Le pouvoir royal était alors représenté en Bretagne par le Maréchal de Montesquiou (Pierre d'Artagnan), qui crut effrayer et soumettre les Etats, en ordonnant leur dissolution, en imposant les subsides réclamés, et en exilant par Lettres de cachet les principaux chefs du mouvement, entre autres le Marquis de Lambilly.

Pierre-Joseph, comte de Lambilly, marquis de Baud-Kerveno, baron de Kergrois, vicomte du Broutay, qui, sous le surnom de Maître Pierre, allait être l'âme de la Conjuration, était alors âgé de 37 ans, et habitait les châteaux de Lambilly et de Kergrois.

Il était né à Kergrois, en Remungol, le 15 octobre 1679, fils de Pierre, lieutenant des Maréchaux de France, et de Jeanne de Rollée ; et il appartenait à une illustre famille, qui a pour berceau la seigneurie de Lambilly, en Taupont, près de Ploërmel, où nous la trouvons dès le XIIème siècle, et qu'elle habite encore aujourd'hui. Il avait été admis comme page du roi, le 20 mars 1695 ; puis, ayant quitté l'épée pour la toge, il avait été nommé, le 12 mars 1707, conseiller au Parlement de Bretagne, et, en 1713, conseiller du Roi. Il avait épousé à Saint-Malo, le 8 mai 1701, Hélène-Céleste Magon de la Lande, née à Saint-Malo, le 15 juin 1678, fille de Jean, sgr de la Chipaudière, conseiller du Roi, et de Laurence Eon, dame de Longpré, et dont il avait cinq enfants. — « Homme actif, intelligent et influent, il réunissait, écrit le comte de Carné, dans son Histoire des Etats de Bretagne, l'énergie du magistrat à l'audace du mousquetaire ; et il fut la bête noire du Maréchal de Montesquiou, dès l'arrivée de celui-ci en Bretagne, en mars 1717. A chaque page de sa correspondance, Montesquiou le signale aux ministres comme un brandon de discorde ; un boutefeu, puissant dans sa compagnie par son activité et son influence ; un esprit dangereux, qui mettra toujours le trouble dans le Parlement ; et il réclame son exil ». Il l'obtint enfin, au mois de mars 1718, et Lambilly fut exilé, avec sa femme, et le président de Larlan de Kercadio, comte de Rochefort. Il reçut en janvier 1719 l'autorisation de revenir en Bretagne ; et, à l'occasion de son retour, il reçut une députation des Etats envoyée pour le complimenter.

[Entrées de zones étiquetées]
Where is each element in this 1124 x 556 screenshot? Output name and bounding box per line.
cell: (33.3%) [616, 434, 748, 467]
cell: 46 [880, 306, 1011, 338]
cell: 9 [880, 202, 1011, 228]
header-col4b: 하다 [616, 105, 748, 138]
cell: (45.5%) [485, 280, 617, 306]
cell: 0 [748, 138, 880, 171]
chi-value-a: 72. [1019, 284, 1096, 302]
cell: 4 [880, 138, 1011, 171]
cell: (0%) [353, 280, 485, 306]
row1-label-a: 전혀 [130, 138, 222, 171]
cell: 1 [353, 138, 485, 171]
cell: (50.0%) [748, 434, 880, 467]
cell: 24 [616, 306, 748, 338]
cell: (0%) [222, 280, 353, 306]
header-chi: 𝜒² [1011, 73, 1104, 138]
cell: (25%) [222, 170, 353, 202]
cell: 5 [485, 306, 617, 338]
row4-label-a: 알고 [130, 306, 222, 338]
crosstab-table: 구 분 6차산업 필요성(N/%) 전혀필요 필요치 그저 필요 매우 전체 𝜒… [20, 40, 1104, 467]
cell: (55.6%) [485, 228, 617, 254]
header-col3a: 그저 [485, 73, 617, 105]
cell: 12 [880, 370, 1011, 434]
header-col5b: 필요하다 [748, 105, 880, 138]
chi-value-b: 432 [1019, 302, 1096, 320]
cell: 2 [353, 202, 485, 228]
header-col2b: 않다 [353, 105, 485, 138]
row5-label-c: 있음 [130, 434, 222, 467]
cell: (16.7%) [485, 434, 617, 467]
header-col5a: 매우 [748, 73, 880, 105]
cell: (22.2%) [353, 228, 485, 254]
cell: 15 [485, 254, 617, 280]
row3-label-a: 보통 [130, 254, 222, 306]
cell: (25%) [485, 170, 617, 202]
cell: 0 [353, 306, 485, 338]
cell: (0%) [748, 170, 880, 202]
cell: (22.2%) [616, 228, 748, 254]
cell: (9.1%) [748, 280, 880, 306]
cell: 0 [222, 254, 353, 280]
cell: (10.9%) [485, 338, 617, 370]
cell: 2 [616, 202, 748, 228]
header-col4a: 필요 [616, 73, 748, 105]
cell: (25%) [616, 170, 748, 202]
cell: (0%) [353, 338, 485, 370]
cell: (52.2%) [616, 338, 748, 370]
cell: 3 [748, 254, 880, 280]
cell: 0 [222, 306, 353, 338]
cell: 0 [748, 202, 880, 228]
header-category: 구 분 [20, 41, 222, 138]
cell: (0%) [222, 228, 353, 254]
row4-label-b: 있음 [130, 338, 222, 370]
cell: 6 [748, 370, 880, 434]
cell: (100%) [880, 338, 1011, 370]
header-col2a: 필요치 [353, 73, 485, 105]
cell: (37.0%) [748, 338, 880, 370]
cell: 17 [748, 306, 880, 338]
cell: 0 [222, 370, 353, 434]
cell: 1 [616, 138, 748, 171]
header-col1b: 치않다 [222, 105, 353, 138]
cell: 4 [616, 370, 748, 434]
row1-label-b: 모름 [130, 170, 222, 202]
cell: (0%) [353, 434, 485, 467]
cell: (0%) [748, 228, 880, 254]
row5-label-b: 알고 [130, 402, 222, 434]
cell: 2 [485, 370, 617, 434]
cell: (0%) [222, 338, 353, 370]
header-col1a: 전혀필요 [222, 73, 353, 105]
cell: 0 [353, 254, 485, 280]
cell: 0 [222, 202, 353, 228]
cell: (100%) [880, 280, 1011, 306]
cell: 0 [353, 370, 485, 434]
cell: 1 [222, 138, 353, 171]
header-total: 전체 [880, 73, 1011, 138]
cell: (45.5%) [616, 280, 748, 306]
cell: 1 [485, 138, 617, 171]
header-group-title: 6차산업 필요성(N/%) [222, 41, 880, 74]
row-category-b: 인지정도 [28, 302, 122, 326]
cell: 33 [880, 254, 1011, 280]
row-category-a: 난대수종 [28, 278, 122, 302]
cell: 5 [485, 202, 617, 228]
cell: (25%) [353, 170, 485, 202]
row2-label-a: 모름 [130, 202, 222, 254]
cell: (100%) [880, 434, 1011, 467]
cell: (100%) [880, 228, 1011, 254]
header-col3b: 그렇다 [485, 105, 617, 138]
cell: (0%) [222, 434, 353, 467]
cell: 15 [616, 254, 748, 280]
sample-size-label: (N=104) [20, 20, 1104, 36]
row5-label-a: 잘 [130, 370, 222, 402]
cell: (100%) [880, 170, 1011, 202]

Consigne 1.
Énumérez tous les titres de noblesse que l'extrait sur le marquis de Lambilly attribue à Pierre-Joseph.
Consigne 2.
Recopiez le passage de l'extrait sur le marquis de Lambilly qui va de « Le pouvoir royal » jusqu'à « Marquis de Lambilly. » inclus.

Réponse complète 1.
comte de Lambilly, marquis de Baud-Kerveno, baron de Kergrois, vicomte du Broutay

Réponse complète 2.
Le pouvoir royal était alors représenté en Bretagne par le Maréchal de Montesquiou (Pierre d'Artagnan), qui crut effrayer et soumettre les Etats, en ordonnant leur dissolution, en imposant les subsides réclamés, et en exilant par Lettres de cachet les principaux chefs du mouvement, entre autres le Marquis de Lambilly.